[START Data extract]

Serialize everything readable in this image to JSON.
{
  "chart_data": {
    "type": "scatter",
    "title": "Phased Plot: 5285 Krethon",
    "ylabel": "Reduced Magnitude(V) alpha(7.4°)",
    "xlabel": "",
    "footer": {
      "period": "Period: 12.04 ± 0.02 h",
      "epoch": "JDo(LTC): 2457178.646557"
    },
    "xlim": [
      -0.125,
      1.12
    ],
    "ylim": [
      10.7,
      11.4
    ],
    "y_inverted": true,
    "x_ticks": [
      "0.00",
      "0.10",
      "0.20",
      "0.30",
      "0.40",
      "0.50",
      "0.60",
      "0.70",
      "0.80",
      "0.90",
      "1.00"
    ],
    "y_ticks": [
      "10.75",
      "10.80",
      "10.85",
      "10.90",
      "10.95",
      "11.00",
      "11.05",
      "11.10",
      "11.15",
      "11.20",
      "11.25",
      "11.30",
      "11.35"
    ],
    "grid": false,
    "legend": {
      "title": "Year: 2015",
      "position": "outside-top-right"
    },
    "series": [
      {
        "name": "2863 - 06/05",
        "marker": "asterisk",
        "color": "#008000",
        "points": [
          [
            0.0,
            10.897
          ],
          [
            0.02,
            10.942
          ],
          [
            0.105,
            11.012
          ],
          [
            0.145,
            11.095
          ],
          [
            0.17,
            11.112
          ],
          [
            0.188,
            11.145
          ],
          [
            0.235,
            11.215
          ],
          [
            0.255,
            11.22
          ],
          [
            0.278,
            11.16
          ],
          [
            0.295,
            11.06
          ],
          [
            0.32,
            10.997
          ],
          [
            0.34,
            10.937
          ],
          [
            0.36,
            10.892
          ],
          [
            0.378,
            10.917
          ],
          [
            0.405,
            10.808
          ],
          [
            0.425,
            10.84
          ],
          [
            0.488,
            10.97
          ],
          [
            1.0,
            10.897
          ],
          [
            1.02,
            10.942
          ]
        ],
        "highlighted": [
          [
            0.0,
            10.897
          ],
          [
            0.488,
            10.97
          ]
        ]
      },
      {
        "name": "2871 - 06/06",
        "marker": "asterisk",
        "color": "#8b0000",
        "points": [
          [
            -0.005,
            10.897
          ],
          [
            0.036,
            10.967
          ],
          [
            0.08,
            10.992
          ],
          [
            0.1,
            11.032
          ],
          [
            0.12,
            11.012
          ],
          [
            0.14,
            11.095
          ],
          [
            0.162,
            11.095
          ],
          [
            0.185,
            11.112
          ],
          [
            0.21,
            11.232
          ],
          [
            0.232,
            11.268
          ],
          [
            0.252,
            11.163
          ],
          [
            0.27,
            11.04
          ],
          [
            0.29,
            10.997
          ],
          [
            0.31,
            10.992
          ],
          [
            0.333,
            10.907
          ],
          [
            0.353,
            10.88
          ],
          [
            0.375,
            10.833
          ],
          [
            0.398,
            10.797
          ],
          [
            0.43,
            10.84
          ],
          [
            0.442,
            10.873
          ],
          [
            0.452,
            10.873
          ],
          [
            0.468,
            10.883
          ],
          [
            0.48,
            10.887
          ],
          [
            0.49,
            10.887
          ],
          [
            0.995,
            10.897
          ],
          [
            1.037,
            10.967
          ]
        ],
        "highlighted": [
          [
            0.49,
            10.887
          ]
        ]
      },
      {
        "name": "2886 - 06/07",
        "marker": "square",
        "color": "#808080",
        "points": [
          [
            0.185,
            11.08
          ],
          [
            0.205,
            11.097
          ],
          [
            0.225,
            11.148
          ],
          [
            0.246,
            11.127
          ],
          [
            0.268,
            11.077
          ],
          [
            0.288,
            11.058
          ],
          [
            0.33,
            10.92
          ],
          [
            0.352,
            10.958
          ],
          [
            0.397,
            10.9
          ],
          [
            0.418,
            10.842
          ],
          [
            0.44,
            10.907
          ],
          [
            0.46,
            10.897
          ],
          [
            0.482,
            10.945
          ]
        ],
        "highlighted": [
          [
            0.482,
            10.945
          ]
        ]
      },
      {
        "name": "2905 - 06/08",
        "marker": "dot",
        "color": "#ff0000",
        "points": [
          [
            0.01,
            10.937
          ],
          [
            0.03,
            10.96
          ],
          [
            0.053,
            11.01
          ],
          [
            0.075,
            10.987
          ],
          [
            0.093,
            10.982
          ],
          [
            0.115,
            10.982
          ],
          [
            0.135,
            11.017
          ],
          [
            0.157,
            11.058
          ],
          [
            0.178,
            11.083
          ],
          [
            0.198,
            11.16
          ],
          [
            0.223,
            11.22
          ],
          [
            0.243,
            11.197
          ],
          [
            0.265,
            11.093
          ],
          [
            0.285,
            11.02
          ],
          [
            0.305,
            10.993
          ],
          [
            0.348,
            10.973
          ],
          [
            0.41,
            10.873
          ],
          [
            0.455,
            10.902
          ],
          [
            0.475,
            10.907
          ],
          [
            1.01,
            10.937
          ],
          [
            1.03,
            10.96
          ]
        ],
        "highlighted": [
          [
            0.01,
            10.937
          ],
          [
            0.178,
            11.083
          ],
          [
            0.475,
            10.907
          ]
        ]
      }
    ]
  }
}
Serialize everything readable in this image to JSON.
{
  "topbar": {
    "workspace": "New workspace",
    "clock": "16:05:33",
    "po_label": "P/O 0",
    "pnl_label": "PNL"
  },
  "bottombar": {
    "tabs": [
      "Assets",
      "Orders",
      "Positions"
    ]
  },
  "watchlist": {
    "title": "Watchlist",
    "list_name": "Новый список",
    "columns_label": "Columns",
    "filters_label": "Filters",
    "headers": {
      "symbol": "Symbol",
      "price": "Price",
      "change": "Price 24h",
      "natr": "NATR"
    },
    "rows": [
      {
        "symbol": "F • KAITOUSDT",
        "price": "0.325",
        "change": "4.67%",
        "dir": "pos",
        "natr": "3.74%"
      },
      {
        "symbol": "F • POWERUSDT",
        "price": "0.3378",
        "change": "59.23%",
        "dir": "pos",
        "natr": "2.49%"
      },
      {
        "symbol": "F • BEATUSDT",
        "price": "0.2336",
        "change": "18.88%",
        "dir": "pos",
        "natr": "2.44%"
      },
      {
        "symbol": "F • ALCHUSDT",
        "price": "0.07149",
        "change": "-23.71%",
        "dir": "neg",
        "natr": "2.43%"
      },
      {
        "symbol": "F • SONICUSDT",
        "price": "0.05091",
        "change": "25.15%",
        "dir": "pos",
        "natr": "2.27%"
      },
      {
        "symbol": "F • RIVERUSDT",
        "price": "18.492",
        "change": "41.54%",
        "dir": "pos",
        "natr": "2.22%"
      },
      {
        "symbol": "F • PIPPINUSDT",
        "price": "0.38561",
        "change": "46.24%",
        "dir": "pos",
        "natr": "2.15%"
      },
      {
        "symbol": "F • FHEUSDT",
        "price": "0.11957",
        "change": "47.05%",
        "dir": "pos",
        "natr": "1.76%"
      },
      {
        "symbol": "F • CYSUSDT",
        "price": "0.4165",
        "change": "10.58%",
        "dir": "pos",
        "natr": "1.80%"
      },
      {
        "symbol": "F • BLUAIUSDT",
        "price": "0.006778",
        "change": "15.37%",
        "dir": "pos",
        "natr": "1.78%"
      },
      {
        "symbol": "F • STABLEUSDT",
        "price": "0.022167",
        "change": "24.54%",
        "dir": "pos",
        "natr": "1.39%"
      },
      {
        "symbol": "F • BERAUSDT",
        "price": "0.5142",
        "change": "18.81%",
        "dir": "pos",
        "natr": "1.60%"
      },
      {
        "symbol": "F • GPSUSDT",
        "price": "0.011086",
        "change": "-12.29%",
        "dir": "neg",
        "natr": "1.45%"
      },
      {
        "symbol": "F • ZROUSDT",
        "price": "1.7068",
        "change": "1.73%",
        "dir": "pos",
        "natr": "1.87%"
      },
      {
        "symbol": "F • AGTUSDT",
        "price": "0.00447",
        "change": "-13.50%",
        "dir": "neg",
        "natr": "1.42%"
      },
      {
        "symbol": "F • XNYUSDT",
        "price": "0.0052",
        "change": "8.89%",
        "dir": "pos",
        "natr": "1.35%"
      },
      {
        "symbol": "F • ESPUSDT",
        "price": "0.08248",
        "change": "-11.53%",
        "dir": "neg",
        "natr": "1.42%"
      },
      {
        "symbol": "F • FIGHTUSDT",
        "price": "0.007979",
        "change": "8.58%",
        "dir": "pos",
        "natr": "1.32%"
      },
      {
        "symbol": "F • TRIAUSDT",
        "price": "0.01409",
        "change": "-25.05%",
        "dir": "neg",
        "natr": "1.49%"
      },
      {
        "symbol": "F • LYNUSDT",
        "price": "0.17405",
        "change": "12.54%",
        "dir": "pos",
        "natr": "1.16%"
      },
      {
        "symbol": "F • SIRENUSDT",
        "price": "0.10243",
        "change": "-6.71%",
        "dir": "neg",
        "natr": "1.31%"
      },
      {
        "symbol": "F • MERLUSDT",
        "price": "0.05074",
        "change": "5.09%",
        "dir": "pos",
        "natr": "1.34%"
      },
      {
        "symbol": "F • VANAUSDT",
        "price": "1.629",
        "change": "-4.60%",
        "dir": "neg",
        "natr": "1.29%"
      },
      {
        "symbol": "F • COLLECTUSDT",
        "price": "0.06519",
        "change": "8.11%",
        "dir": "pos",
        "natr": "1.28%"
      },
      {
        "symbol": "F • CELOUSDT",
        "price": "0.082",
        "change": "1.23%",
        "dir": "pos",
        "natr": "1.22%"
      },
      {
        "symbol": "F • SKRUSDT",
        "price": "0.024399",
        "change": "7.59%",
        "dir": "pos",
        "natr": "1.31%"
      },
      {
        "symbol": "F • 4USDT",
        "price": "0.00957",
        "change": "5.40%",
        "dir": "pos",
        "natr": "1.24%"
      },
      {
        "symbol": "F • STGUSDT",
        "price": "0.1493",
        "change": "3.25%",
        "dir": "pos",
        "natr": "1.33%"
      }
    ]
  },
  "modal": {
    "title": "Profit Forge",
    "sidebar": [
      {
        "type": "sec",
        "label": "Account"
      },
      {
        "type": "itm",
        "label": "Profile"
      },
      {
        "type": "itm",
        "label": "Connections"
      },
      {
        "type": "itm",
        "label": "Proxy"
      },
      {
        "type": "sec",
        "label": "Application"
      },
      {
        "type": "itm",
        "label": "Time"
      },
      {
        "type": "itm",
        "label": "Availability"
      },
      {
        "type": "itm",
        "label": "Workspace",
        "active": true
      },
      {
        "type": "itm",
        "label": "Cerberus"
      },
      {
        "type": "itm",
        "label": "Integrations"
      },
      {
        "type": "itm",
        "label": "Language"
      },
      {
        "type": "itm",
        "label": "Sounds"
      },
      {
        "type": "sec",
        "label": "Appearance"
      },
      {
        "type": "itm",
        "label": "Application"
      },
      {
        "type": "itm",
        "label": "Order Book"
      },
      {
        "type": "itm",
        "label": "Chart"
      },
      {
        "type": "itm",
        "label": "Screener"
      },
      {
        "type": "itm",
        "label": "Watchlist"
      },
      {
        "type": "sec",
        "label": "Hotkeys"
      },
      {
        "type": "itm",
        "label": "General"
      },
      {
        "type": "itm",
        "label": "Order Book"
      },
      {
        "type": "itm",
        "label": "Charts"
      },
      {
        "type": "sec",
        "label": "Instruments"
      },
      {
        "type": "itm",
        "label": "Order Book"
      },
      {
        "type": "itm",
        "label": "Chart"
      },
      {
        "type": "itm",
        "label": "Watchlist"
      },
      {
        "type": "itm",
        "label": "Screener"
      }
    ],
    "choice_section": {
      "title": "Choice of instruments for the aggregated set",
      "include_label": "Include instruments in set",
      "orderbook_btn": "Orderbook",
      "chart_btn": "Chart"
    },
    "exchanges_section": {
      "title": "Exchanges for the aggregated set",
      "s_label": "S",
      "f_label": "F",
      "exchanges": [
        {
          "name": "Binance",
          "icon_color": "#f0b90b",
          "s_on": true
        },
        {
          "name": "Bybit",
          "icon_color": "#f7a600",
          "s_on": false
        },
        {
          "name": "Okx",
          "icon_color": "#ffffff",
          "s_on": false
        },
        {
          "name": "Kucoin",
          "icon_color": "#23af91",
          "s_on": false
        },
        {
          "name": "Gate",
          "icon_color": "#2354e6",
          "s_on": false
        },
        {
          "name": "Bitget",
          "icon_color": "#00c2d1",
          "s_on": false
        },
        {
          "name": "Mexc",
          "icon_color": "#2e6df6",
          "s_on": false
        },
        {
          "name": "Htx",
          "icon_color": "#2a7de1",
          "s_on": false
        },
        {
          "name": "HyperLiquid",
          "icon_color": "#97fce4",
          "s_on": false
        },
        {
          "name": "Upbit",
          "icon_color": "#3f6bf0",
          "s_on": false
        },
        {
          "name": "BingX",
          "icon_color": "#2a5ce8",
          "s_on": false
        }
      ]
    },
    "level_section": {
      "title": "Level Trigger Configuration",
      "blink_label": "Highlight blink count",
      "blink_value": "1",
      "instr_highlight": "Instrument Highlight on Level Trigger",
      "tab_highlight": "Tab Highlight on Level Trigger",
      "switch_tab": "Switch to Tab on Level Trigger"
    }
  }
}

[END Data extract]

Short problem
In the data above, count the lines where the word "title" appears; reply with the number only.

Full response
7